# [Listing]

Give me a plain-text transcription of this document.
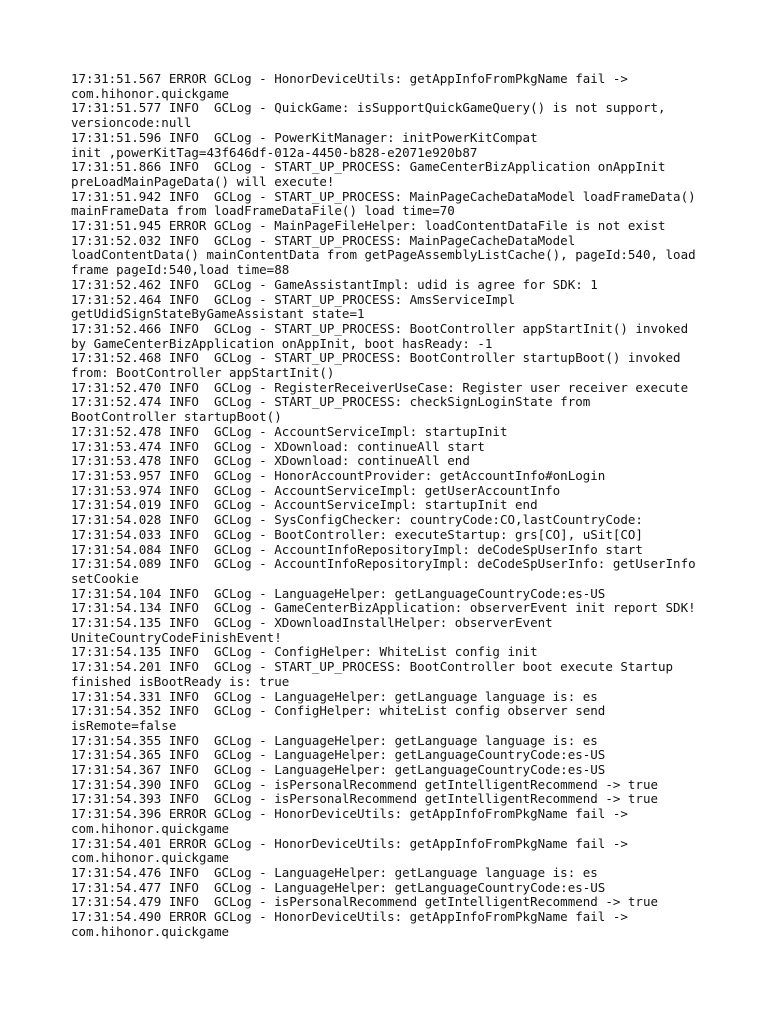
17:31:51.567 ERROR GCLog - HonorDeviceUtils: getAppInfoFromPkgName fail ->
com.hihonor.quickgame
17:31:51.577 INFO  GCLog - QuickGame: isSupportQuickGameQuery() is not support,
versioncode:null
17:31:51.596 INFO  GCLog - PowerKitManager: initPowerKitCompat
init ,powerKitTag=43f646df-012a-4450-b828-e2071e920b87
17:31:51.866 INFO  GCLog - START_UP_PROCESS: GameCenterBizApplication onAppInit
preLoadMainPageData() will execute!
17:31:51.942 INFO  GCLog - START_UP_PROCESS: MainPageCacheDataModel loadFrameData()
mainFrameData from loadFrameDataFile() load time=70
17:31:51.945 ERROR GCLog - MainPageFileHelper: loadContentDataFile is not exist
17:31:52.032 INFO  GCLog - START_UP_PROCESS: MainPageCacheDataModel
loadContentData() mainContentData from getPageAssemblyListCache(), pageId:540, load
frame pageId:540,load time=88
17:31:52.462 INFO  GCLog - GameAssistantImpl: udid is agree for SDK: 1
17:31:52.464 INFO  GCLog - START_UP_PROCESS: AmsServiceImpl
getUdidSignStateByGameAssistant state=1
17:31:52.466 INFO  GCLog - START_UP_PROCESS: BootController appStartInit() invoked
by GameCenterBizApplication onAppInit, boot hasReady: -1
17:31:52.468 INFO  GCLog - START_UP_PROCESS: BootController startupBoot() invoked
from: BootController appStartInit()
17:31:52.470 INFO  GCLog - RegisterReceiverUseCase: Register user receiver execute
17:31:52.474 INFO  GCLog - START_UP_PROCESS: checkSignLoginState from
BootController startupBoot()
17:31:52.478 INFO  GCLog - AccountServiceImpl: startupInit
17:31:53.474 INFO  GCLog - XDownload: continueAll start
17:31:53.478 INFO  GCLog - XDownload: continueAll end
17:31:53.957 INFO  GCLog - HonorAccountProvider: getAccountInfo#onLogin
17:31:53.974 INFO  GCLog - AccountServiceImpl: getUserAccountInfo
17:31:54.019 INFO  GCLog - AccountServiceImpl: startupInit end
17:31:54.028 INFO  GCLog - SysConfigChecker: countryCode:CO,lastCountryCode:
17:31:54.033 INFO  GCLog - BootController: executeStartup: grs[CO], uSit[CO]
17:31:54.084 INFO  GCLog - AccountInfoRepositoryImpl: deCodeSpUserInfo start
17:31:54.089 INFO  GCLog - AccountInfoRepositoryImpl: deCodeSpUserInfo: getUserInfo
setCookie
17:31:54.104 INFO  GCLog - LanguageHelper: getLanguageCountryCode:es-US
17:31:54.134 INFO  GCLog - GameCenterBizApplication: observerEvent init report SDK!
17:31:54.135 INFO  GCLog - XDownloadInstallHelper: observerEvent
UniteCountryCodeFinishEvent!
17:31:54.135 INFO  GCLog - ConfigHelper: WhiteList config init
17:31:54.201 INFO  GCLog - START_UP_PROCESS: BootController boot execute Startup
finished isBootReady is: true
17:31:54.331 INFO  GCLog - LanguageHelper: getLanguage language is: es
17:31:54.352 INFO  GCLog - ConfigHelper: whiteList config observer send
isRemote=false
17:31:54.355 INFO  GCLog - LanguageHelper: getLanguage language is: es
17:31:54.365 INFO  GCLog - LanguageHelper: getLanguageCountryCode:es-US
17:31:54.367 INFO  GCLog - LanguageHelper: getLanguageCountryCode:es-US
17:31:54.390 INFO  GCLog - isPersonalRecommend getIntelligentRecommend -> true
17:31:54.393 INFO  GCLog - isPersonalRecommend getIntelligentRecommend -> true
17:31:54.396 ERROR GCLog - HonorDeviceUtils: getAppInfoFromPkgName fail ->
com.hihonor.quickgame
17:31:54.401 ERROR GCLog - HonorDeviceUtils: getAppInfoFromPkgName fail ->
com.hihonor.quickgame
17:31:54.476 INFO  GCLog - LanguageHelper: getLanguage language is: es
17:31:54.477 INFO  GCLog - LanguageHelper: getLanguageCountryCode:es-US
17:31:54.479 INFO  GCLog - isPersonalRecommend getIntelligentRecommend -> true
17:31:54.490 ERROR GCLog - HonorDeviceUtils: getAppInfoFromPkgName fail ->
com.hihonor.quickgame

--

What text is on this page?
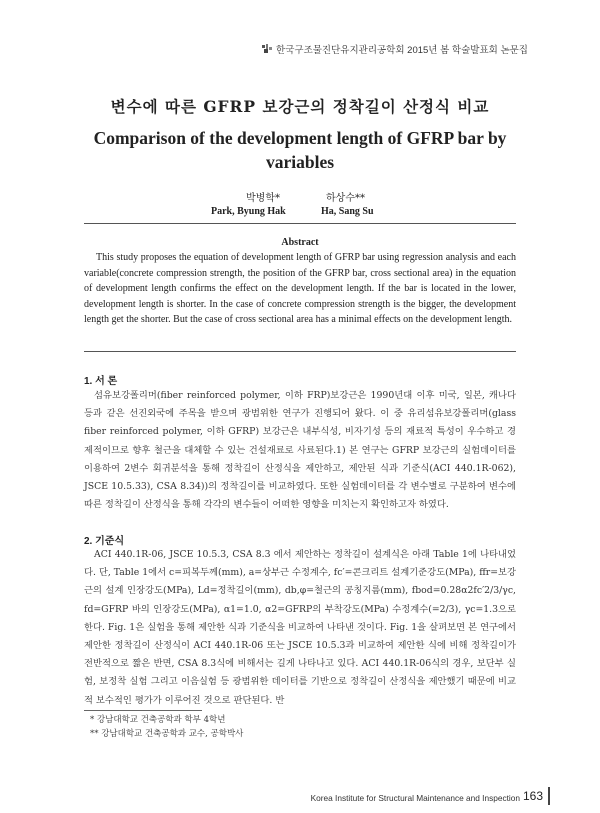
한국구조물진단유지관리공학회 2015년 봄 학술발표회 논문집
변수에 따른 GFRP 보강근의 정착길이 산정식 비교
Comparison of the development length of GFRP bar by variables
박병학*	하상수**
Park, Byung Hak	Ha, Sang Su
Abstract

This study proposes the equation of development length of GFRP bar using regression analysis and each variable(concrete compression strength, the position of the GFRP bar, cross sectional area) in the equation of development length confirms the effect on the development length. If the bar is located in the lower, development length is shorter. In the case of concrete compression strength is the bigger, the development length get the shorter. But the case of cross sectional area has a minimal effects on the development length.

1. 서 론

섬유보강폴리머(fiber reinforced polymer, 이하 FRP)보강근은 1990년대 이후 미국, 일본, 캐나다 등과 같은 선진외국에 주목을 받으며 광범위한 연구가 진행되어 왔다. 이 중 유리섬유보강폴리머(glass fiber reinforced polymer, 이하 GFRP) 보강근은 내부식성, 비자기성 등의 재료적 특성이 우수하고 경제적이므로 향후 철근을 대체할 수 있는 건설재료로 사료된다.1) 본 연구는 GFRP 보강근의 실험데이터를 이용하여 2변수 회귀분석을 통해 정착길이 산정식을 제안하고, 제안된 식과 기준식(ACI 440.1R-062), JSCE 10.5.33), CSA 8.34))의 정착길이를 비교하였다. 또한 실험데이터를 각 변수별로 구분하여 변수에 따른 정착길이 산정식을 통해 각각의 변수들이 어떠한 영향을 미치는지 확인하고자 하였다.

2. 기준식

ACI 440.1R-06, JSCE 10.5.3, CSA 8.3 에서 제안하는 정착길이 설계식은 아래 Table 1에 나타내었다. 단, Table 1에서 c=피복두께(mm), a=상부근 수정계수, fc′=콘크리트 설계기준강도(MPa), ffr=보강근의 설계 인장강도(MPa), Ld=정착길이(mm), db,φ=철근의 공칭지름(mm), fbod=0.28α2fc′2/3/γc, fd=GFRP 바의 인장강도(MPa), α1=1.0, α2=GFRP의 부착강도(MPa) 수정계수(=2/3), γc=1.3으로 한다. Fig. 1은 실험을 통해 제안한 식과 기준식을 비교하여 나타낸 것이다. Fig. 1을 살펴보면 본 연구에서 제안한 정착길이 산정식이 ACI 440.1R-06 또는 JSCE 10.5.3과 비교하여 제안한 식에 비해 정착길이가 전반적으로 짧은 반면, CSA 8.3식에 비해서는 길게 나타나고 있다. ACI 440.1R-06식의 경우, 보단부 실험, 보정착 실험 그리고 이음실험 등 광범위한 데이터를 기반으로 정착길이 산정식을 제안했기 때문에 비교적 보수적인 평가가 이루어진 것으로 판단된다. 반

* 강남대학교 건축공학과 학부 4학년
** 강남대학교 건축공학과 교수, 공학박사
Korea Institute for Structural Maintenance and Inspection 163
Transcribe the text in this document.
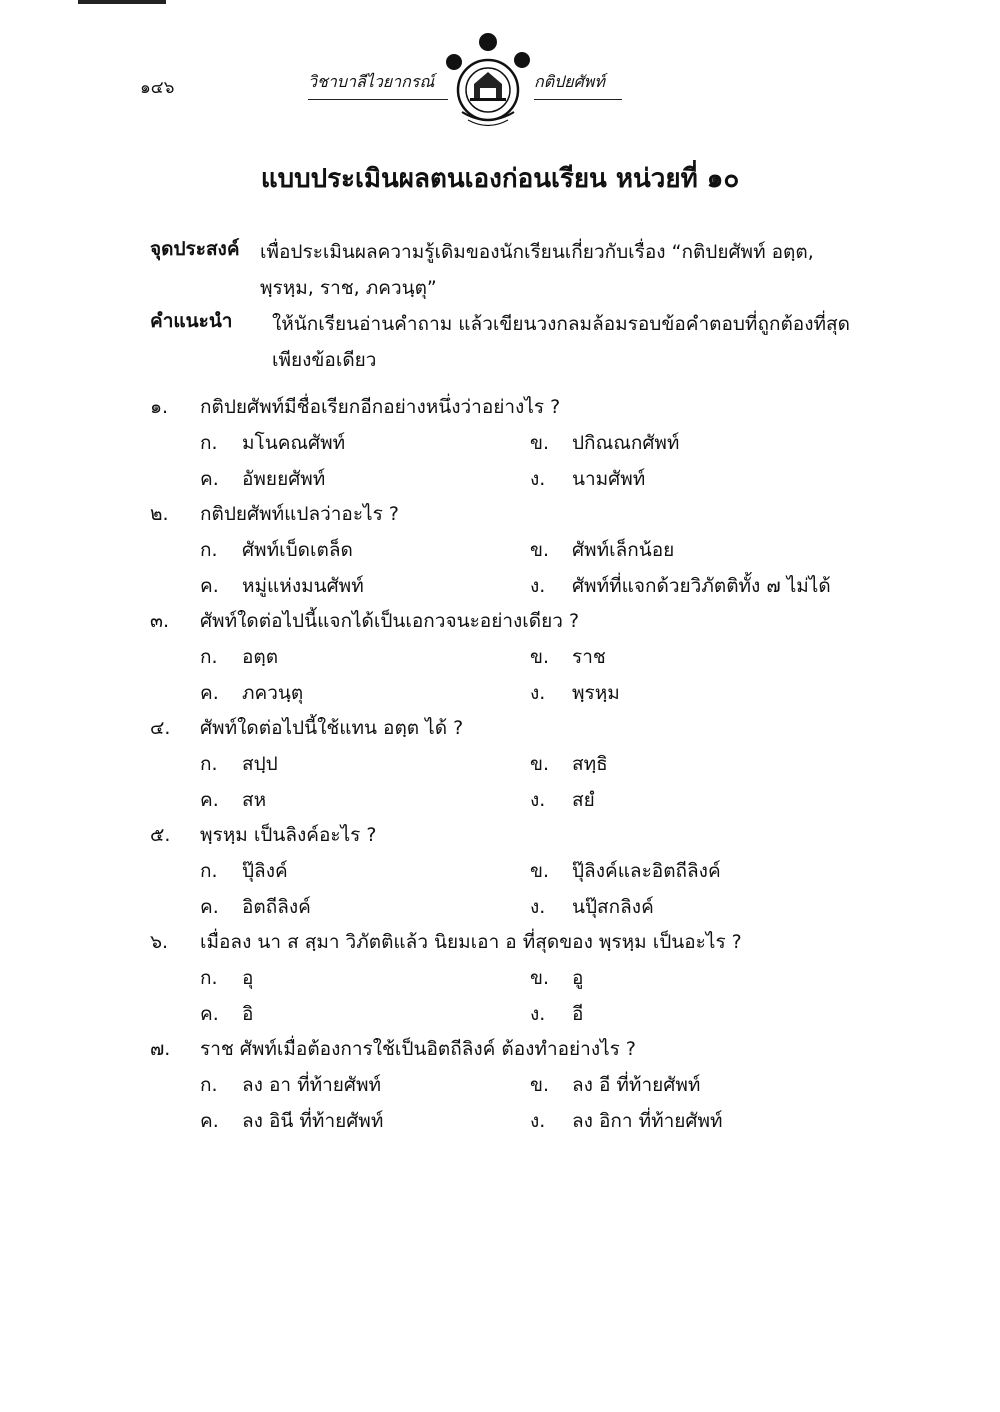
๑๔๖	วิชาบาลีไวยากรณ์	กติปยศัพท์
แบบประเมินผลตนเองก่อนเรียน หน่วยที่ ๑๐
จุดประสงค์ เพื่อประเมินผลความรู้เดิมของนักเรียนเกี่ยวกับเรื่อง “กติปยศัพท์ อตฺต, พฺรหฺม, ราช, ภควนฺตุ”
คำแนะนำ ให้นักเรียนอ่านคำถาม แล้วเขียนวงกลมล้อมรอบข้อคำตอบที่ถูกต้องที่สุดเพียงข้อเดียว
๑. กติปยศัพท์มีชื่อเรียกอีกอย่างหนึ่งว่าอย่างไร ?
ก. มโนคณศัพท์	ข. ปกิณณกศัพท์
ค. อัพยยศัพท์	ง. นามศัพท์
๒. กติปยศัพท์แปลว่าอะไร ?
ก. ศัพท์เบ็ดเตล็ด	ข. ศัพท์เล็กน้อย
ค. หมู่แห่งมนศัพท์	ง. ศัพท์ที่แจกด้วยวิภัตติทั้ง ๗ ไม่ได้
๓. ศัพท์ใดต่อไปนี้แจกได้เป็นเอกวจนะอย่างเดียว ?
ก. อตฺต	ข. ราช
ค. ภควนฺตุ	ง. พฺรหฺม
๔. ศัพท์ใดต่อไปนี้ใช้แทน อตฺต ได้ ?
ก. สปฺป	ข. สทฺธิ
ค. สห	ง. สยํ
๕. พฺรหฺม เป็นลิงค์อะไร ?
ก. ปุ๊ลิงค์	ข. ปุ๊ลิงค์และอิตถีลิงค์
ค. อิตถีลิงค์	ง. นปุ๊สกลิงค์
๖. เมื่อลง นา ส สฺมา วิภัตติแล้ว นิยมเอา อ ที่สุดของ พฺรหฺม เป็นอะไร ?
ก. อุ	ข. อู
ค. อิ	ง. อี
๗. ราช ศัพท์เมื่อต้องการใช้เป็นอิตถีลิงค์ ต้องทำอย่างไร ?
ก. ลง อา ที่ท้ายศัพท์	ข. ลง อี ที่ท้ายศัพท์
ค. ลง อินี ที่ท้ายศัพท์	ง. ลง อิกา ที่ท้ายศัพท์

---

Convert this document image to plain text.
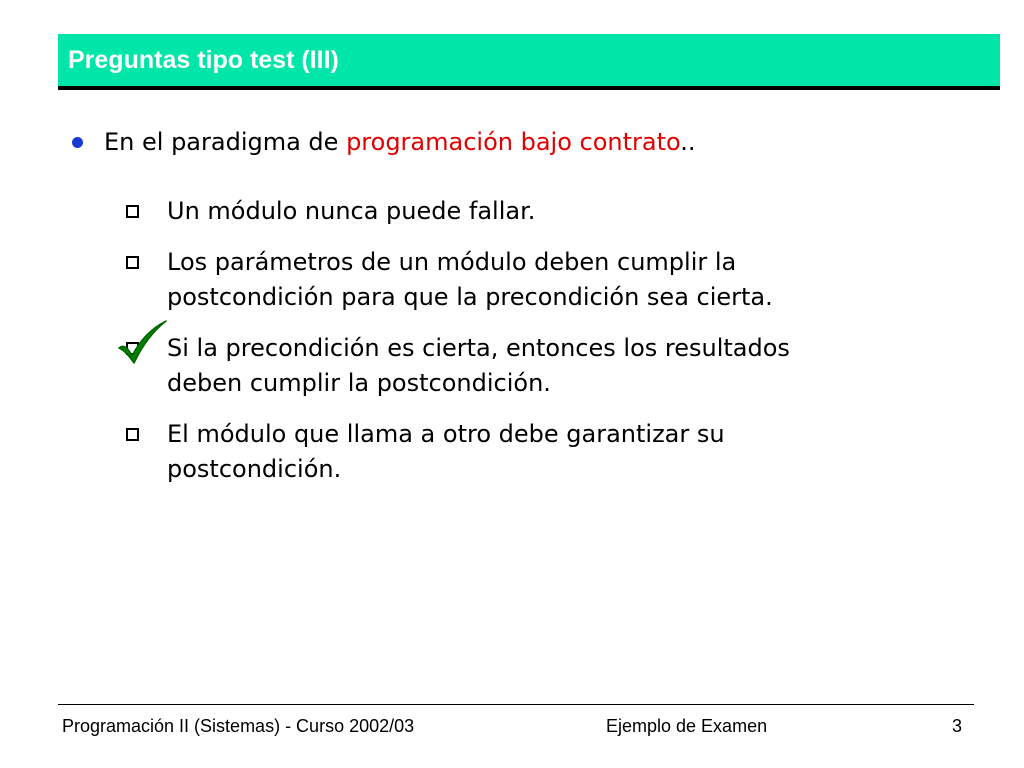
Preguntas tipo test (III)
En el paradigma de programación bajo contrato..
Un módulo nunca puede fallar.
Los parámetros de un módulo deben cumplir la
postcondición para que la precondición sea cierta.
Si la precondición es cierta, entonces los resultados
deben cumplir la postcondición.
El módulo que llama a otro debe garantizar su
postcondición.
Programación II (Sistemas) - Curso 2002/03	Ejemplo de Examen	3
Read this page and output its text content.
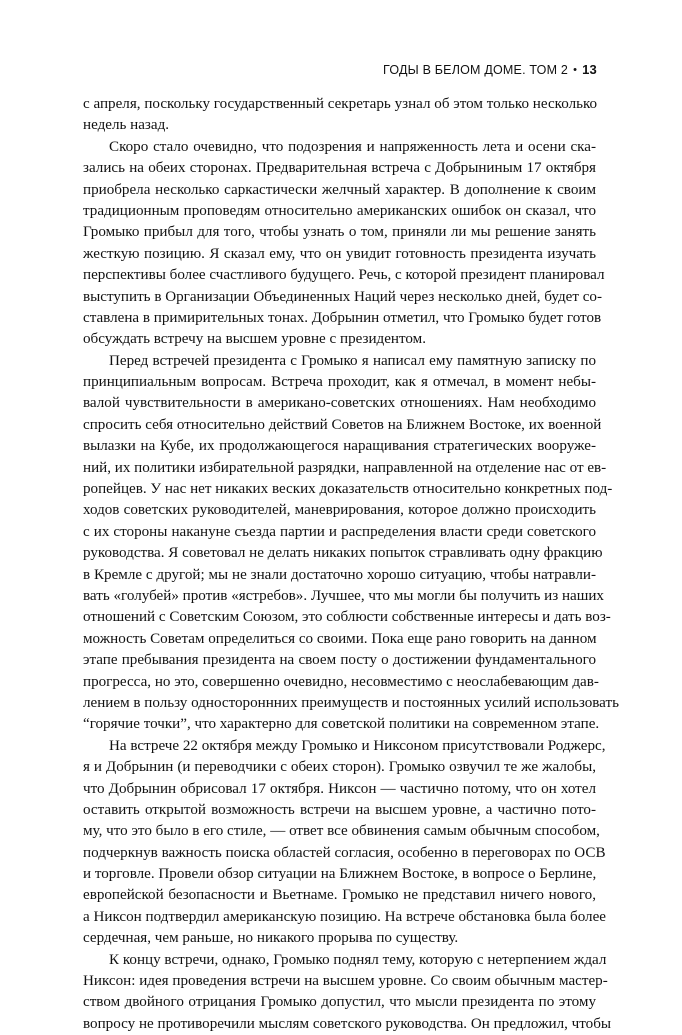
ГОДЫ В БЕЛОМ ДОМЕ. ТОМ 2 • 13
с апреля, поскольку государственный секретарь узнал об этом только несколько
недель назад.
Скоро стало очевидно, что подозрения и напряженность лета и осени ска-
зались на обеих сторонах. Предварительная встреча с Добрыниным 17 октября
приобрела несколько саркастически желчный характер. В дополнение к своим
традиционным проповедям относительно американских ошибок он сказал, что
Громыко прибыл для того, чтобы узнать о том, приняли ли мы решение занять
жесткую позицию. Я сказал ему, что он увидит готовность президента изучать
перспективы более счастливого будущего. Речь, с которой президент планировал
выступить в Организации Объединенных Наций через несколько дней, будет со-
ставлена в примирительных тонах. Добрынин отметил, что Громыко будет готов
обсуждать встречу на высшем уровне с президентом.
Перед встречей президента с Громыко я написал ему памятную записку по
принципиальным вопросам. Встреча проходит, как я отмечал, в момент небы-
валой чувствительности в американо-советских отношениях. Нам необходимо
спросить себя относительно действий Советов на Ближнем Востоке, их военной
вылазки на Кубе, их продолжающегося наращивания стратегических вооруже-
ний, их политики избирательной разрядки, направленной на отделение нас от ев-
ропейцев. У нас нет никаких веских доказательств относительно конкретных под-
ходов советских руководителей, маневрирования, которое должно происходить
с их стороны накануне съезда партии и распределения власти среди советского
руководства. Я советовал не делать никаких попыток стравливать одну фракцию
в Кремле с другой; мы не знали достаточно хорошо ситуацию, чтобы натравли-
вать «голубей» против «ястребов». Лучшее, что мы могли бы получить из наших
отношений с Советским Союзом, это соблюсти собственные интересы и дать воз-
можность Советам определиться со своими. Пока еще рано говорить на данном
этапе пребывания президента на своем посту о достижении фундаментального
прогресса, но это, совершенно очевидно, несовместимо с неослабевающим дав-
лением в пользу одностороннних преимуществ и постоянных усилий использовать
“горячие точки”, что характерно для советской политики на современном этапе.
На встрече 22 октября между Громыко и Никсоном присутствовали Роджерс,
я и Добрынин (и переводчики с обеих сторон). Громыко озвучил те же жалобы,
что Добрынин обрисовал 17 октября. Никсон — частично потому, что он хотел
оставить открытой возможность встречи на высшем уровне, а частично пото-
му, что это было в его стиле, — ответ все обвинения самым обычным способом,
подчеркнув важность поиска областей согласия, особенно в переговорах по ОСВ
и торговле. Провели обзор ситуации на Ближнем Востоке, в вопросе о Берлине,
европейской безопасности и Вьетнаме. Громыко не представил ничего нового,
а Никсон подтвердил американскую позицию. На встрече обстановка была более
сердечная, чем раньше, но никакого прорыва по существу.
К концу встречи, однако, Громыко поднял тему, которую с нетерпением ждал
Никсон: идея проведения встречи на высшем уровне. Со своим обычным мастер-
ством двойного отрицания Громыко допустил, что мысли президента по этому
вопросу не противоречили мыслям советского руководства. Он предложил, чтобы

# [Job]
In how many lines of the data does the string "ConfigHelper" appear? Give only the number.

# [Written reply]
2